* Begin DATA FOR PROCESSING *

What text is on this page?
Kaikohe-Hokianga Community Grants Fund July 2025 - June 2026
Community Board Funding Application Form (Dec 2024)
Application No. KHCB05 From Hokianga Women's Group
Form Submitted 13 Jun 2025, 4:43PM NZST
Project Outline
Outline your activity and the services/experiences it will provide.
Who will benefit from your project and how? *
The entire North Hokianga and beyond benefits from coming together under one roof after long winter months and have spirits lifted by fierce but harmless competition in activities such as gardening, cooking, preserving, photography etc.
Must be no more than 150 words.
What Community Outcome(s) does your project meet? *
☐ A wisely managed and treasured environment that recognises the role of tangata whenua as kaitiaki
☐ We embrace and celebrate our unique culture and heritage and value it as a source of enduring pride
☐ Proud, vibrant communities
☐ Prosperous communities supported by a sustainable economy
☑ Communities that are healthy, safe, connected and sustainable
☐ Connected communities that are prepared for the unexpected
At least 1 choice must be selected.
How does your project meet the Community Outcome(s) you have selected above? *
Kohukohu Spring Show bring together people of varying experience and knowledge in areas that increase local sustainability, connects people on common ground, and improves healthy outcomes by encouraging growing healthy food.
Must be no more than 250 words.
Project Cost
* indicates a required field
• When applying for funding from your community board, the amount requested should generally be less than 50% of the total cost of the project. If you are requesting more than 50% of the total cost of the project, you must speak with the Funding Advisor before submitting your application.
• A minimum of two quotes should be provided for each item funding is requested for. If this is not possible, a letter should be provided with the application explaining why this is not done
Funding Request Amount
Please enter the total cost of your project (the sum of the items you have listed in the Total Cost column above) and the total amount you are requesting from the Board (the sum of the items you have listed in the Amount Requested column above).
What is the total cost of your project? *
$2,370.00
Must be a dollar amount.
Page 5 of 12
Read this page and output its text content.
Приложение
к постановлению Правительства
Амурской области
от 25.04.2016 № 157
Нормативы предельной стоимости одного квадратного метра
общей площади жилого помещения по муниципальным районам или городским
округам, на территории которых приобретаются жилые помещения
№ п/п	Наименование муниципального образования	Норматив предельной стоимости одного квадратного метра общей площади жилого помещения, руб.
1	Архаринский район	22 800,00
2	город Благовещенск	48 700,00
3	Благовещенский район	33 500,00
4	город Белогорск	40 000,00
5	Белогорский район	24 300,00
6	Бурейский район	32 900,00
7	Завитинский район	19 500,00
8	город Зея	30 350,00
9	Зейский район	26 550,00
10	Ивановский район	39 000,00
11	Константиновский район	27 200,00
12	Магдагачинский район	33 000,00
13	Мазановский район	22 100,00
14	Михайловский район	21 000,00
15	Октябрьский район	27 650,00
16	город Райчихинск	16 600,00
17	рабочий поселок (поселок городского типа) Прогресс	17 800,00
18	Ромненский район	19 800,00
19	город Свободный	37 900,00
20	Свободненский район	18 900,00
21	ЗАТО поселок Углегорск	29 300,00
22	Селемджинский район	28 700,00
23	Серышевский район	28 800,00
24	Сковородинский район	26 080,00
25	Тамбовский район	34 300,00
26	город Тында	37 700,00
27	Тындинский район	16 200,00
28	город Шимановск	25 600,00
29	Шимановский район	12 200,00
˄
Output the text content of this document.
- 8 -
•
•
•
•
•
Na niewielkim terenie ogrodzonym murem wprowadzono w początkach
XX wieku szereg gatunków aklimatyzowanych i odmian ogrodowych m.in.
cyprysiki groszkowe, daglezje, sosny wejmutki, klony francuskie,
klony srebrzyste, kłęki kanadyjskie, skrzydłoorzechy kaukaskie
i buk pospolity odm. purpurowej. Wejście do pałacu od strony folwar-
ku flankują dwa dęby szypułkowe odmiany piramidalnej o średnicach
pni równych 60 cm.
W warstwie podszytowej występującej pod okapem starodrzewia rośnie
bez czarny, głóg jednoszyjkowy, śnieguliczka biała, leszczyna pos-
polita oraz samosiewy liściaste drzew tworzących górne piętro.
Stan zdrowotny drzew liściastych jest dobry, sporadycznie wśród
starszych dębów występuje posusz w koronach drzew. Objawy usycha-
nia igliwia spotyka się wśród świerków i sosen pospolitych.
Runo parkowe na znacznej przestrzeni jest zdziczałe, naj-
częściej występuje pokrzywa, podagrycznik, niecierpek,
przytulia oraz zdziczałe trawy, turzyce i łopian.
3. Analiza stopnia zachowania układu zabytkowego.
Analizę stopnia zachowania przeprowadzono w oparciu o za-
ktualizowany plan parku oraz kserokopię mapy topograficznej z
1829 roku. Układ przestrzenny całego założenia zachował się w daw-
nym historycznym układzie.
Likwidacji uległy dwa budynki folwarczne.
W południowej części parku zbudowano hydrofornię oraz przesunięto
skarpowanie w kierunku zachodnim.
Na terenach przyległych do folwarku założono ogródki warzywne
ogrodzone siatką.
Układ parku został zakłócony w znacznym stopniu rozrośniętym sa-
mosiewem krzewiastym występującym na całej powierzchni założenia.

* End DATA FOR PROCESSING *

## STATED GOAL
Copy out every line of the data that includes "площади".

## RESPONSE
общей площади жилого помещения по муниципальным районам или городским
№ п/п	Наименование муниципального образования	Норматив предельной стоимости одного квадратного метра общей площади жилого помещения, руб.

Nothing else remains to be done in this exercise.